_AIM OF THE TASK_
Rewrite each line of the listing below as a numbered list, leaving out the blank lines and the pictures.

_DATA SHOWN_
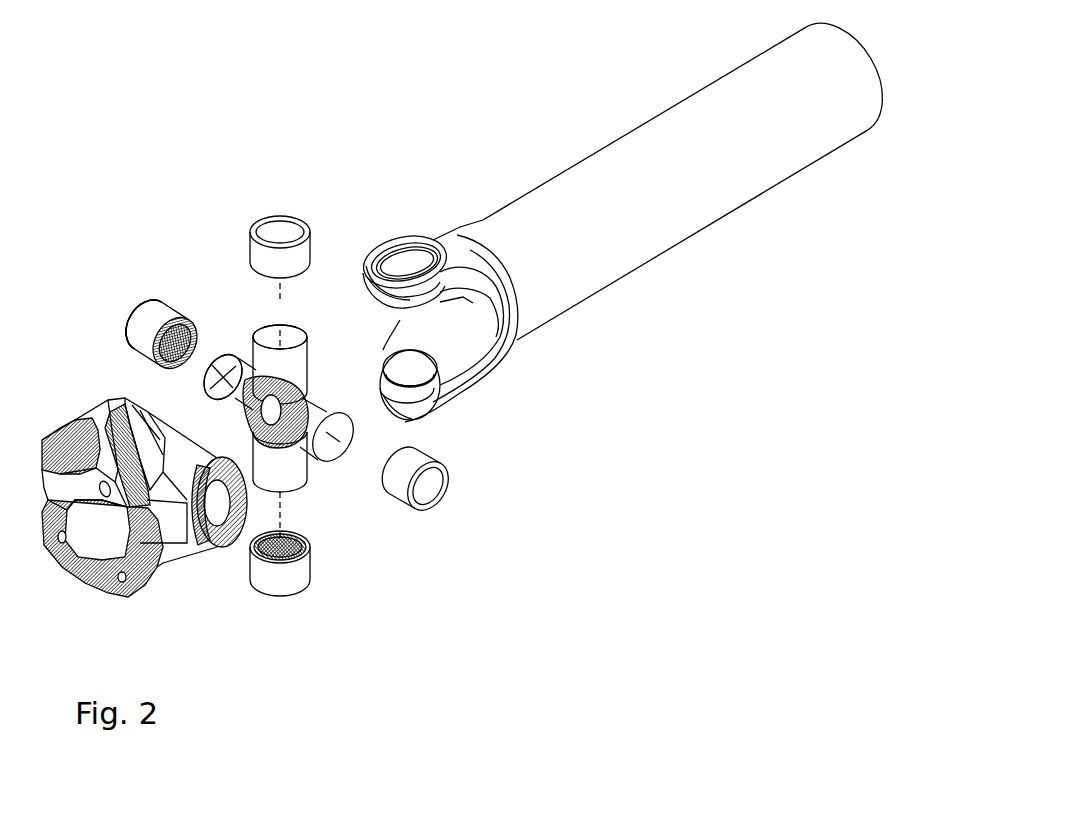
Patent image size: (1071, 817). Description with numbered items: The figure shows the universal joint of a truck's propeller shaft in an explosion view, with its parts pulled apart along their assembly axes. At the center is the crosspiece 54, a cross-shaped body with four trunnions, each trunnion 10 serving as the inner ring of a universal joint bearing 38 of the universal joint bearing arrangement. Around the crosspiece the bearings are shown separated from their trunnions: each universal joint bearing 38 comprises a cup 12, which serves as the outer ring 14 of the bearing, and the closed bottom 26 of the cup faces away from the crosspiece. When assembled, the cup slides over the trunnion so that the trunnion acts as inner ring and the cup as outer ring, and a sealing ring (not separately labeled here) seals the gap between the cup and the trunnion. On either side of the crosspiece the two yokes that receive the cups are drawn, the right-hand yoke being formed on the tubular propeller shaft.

The trunnion 10 is at (269, 411).
The cup 12 is at (143, 337).
The outer ring 14 is at (104, 303).
The bottom of the cup 26 is at (128, 333).
The universal joint bearing 38 is at (232, 363).
The crosspiece 54 is at (302, 318).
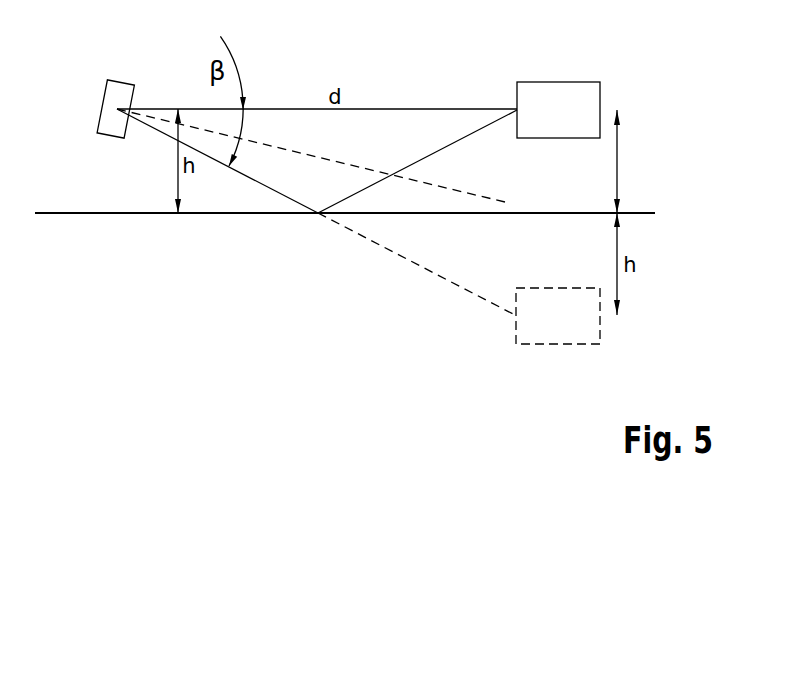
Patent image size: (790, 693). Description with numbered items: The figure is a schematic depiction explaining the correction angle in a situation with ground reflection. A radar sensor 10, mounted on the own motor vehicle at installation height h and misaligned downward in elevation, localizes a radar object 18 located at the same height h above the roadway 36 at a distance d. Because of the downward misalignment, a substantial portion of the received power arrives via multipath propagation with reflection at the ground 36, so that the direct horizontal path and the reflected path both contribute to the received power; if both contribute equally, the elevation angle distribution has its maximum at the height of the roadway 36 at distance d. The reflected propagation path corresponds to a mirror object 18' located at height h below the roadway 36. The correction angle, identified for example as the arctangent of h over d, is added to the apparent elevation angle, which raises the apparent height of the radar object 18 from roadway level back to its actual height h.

The radar sensor 10 is at (123, 80).
The radar object 18 is at (558, 79).
The mirror object 18' is at (558, 346).
The roadway 36 is at (72, 212).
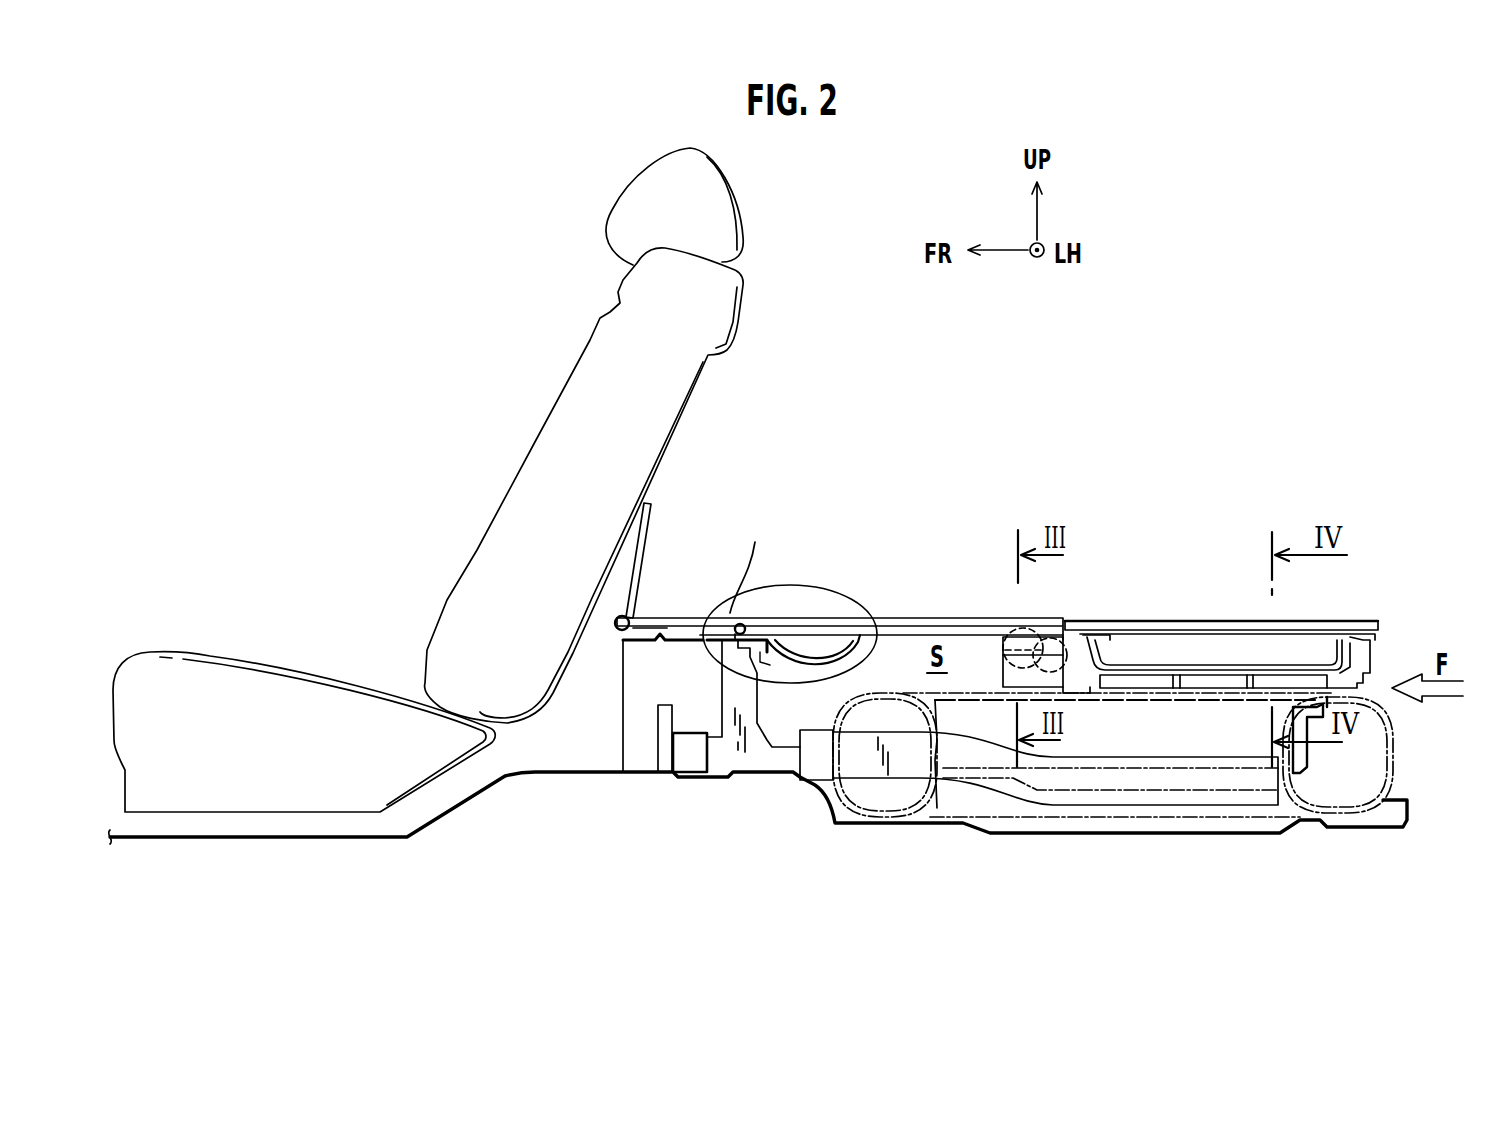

_SOLUTION FOR THIS EXERCISE_
1. Patent image size: (1071, 817). Description with numbered items: The figure shows the universal joint of a truck's propeller shaft in an explosion view, with its parts pulled apart along their assembly axes. At the center is the crosspiece 54, a cross-shaped body with four trunnions, each trunnion 10 serving as the inner ring of a universal joint bearing 38 of the universal joint bearing arrangement. Around the crosspiece the bearings are shown separated from their trunnions: each universal joint bearing 38 comprises a cup 12, which serves as the outer ring 14 of the bearing, and the closed bottom 26 of the cup faces away from the crosspiece. When assembled, the cup slides over the trunnion so that the trunnion acts as inner ring and the cup as outer ring, and a sealing ring (not separately labeled here) seals the gap between the cup and the trunnion. On either side of the crosspiece the two yokes that receive the cups are drawn, the right-hand yoke being formed on the tubular propeller shaft.
2. The trunnion 10 is at (269, 411).
3. The cup 12 is at (143, 337).
4. The outer ring 14 is at (104, 303).
5. The bottom of the cup 26 is at (128, 333).
6. The universal joint bearing 38 is at (232, 363).
7. The crosspiece 54 is at (302, 318).
8. Patent image size: (790, 693). Description with numbered items: The figure is a schematic depiction explaining the correction angle in a situation with ground reflection. A radar sensor 10, mounted on the own motor vehicle at installation height h and misaligned downward in elevation, localizes a radar object 18 located at the same height h above the roadway 36 at a distance d. Because of the downward misalignment, a substantial portion of the received power arrives via multipath propagation with reflection at the ground 36, so that the direct horizontal path and the reflected path both contribute to the received power; if both contribute equally, the elevation angle distribution has its maximum at the height of the roadway 36 at distance d. The reflected propagation path corresponds to a mirror object 18' located at height h below the roadway 36. The correction angle, identified for example as the arctangent of h over d, is added to the apparent elevation angle, which raises the apparent height of the radar object 18 from roadway level back to its actual height h.
9. The radar sensor 10 is at (123, 80).
10. The radar object 18 is at (558, 79).
11. The mirror object 18' is at (558, 346).
12. The roadway 36 is at (72, 212).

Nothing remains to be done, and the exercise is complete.